▸ **Data shown**:
>>

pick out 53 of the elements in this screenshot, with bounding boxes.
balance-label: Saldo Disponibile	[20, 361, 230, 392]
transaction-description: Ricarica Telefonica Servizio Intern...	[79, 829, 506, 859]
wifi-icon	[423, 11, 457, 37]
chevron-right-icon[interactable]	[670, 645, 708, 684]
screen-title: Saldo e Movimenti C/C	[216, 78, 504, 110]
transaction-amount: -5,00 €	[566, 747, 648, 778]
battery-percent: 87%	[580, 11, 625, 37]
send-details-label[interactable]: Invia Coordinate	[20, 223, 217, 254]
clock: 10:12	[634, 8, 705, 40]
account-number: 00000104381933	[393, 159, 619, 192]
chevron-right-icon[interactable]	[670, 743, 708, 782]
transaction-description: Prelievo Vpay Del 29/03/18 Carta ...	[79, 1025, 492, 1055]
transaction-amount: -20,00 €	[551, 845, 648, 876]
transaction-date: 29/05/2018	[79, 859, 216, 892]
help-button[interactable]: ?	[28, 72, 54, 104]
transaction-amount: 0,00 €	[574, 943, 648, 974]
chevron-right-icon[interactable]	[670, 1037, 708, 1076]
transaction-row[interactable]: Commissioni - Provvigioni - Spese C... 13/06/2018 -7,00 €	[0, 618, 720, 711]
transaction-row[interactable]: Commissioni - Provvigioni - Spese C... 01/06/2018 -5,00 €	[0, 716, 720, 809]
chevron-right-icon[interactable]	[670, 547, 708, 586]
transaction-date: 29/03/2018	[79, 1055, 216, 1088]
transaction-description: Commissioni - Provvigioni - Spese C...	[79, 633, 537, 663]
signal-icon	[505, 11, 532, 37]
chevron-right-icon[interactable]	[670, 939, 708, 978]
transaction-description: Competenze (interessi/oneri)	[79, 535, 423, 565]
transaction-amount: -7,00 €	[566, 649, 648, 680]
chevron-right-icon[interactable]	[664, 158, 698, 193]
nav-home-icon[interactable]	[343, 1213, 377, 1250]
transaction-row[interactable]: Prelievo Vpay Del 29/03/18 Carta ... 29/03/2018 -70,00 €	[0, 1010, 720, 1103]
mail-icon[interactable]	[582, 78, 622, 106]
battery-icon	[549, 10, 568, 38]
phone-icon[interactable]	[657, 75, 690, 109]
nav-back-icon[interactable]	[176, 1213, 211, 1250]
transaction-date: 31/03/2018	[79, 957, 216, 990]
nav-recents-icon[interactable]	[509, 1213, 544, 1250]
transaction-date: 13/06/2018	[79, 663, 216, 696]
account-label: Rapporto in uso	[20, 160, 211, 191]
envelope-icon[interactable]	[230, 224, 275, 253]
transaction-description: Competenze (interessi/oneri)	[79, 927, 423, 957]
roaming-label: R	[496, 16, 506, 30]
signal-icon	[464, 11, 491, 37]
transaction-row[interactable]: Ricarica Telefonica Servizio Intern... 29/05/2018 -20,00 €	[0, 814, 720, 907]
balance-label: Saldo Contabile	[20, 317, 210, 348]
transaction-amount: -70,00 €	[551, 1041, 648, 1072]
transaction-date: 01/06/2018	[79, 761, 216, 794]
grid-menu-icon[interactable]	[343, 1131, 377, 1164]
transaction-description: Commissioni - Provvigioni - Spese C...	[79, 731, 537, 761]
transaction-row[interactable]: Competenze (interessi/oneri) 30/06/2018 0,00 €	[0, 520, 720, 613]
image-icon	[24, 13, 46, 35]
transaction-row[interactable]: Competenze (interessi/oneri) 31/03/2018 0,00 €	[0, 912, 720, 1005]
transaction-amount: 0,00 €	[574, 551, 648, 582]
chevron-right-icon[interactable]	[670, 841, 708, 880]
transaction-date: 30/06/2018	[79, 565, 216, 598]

<<

▸ **Aim**:
Write out every line of the item above without altering a single character.

▸ **Worked solution**:
pick out 53 of the elements in this screenshot, with bounding boxes.
balance-label: Saldo Disponibile	[20, 361, 230, 392]
transaction-description: Ricarica Telefonica Servizio Intern...	[79, 829, 506, 859]
wifi-icon	[423, 11, 457, 37]
chevron-right-icon[interactable]	[670, 645, 708, 684]
screen-title: Saldo e Movimenti C/C	[216, 78, 504, 110]
transaction-amount: -5,00 €	[566, 747, 648, 778]
battery-percent: 87%	[580, 11, 625, 37]
send-details-label[interactable]: Invia Coordinate	[20, 223, 217, 254]
clock: 10:12	[634, 8, 705, 40]
account-number: 00000104381933	[393, 159, 619, 192]
chevron-right-icon[interactable]	[670, 743, 708, 782]
transaction-description: Prelievo Vpay Del 29/03/18 Carta ...	[79, 1025, 492, 1055]
transaction-amount: -20,00 €	[551, 845, 648, 876]
transaction-date: 29/05/2018	[79, 859, 216, 892]
help-button[interactable]: ?	[28, 72, 54, 104]
transaction-amount: 0,00 €	[574, 943, 648, 974]
chevron-right-icon[interactable]	[670, 1037, 708, 1076]
transaction-row[interactable]: Commissioni - Provvigioni - Spese C... 13/06/2018 -7,00 €	[0, 618, 720, 711]
transaction-row[interactable]: Commissioni - Provvigioni - Spese C... 01/06/2018 -5,00 €	[0, 716, 720, 809]
chevron-right-icon[interactable]	[670, 547, 708, 586]
transaction-date: 29/03/2018	[79, 1055, 216, 1088]
transaction-description: Commissioni - Provvigioni - Spese C...	[79, 633, 537, 663]
signal-icon	[505, 11, 532, 37]
chevron-right-icon[interactable]	[670, 939, 708, 978]
transaction-description: Competenze (interessi/oneri)	[79, 535, 423, 565]
transaction-amount: -7,00 €	[566, 649, 648, 680]
chevron-right-icon[interactable]	[664, 158, 698, 193]
nav-home-icon[interactable]	[343, 1213, 377, 1250]
transaction-row[interactable]: Prelievo Vpay Del 29/03/18 Carta ... 29/03/2018 -70,00 €	[0, 1010, 720, 1103]
mail-icon[interactable]	[582, 78, 622, 106]
battery-icon	[549, 10, 568, 38]
phone-icon[interactable]	[657, 75, 690, 109]
nav-back-icon[interactable]	[176, 1213, 211, 1250]
transaction-date: 31/03/2018	[79, 957, 216, 990]
nav-recents-icon[interactable]	[509, 1213, 544, 1250]
transaction-date: 13/06/2018	[79, 663, 216, 696]
account-label: Rapporto in uso	[20, 160, 211, 191]
envelope-icon[interactable]	[230, 224, 275, 253]
transaction-description: Competenze (interessi/oneri)	[79, 927, 423, 957]
roaming-label: R	[496, 16, 506, 30]
signal-icon	[464, 11, 491, 37]
transaction-row[interactable]: Ricarica Telefonica Servizio Intern... 29/05/2018 -20,00 €	[0, 814, 720, 907]
balance-label: Saldo Contabile	[20, 317, 210, 348]
transaction-amount: -70,00 €	[551, 1041, 648, 1072]
transaction-date: 01/06/2018	[79, 761, 216, 794]
grid-menu-icon[interactable]	[343, 1131, 377, 1164]
transaction-description: Commissioni - Provvigioni - Spese C...	[79, 731, 537, 761]
transaction-row[interactable]: Competenze (interessi/oneri) 30/06/2018 0,00 €	[0, 520, 720, 613]
image-icon	[24, 13, 46, 35]
transaction-row[interactable]: Competenze (interessi/oneri) 31/03/2018 0,00 €	[0, 912, 720, 1005]
transaction-amount: 0,00 €	[574, 551, 648, 582]
chevron-right-icon[interactable]	[670, 841, 708, 880]
transaction-date: 30/06/2018	[79, 565, 216, 598]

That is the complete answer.